## The request
Set out everything from the start of the material down to the line containing "time-label: 05:39:00 UT [428, 8, 533, 28]", both ends included, as a JSON list of strings with one string per line and blank lines left out.
^^^^
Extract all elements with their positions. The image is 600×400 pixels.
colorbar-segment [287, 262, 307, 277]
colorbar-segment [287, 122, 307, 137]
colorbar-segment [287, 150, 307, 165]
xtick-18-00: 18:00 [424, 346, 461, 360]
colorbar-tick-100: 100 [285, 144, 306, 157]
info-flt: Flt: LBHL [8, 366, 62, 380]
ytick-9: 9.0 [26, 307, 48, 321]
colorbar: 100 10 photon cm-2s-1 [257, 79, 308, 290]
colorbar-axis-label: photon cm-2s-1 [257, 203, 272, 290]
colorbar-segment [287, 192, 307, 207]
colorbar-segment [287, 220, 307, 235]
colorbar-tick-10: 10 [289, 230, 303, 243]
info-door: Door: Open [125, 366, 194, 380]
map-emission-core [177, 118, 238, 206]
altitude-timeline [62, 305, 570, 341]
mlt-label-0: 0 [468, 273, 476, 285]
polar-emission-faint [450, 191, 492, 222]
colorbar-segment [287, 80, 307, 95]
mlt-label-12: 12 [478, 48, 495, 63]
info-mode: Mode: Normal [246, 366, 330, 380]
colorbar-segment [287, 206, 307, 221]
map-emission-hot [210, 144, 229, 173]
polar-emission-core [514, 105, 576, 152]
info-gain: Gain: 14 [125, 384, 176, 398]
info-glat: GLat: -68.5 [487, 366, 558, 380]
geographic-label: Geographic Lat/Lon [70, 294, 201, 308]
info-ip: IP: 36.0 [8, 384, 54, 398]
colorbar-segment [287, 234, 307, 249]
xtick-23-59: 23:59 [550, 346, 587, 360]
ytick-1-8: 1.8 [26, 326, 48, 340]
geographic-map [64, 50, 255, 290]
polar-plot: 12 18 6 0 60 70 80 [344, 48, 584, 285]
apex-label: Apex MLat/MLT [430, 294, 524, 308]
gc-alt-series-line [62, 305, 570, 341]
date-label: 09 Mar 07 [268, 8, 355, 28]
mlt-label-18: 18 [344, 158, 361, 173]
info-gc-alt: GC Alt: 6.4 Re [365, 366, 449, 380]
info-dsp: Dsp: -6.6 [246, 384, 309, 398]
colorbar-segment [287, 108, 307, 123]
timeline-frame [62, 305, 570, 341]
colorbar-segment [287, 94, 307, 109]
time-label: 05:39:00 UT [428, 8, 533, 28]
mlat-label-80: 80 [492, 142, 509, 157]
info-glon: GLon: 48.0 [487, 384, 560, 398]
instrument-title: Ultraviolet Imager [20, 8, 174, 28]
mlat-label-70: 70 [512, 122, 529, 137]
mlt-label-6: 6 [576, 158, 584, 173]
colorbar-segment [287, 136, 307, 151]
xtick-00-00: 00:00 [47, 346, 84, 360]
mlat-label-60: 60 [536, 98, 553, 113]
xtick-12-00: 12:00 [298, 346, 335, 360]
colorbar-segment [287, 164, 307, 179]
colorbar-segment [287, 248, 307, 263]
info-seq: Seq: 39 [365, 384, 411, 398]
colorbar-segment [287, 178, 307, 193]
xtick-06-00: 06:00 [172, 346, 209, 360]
^^^^
## Exercise output
[
  "Extract all elements with their positions. The image is 600×400 pixels.",
  "colorbar-segment [287, 262, 307, 277]",
  "colorbar-segment [287, 122, 307, 137]",
  "colorbar-segment [287, 150, 307, 165]",
  "xtick-18-00: 18:00 [424, 346, 461, 360]",
  "colorbar-tick-100: 100 [285, 144, 306, 157]",
  "info-flt: Flt: LBHL [8, 366, 62, 380]",
  "ytick-9: 9.0 [26, 307, 48, 321]",
  "colorbar: 100 10 photon cm-2s-1 [257, 79, 308, 290]",
  "colorbar-axis-label: photon cm-2s-1 [257, 203, 272, 290]",
  "colorbar-segment [287, 192, 307, 207]",
  "colorbar-segment [287, 220, 307, 235]",
  "colorbar-tick-10: 10 [289, 230, 303, 243]",
  "info-door: Door: Open [125, 366, 194, 380]",
  "map-emission-core [177, 118, 238, 206]",
  "altitude-timeline [62, 305, 570, 341]",
  "mlt-label-0: 0 [468, 273, 476, 285]",
  "polar-emission-faint [450, 191, 492, 222]",
  "colorbar-segment [287, 80, 307, 95]",
  "mlt-label-12: 12 [478, 48, 495, 63]",
  "info-mode: Mode: Normal [246, 366, 330, 380]",
  "colorbar-segment [287, 206, 307, 221]",
  "map-emission-hot [210, 144, 229, 173]",
  "polar-emission-core [514, 105, 576, 152]",
  "info-gain: Gain: 14 [125, 384, 176, 398]",
  "info-glat: GLat: -68.5 [487, 366, 558, 380]",
  "geographic-label: Geographic Lat/Lon [70, 294, 201, 308]",
  "info-ip: IP: 36.0 [8, 384, 54, 398]",
  "colorbar-segment [287, 234, 307, 249]",
  "xtick-23-59: 23:59 [550, 346, 587, 360]",
  "ytick-1-8: 1.8 [26, 326, 48, 340]",
  "geographic-map [64, 50, 255, 290]",
  "polar-plot: 12 18 6 0 60 70 80 [344, 48, 584, 285]",
  "apex-label: Apex MLat/MLT [430, 294, 524, 308]",
  "gc-alt-series-line [62, 305, 570, 341]",
  "date-label: 09 Mar 07 [268, 8, 355, 28]",
  "mlt-label-18: 18 [344, 158, 361, 173]",
  "info-gc-alt: GC Alt: 6.4 Re [365, 366, 449, 380]",
  "info-dsp: Dsp: -6.6 [246, 384, 309, 398]",
  "colorbar-segment [287, 108, 307, 123]",
  "timeline-frame [62, 305, 570, 341]",
  "colorbar-segment [287, 94, 307, 109]",
  "time-label: 05:39:00 UT [428, 8, 533, 28]"
]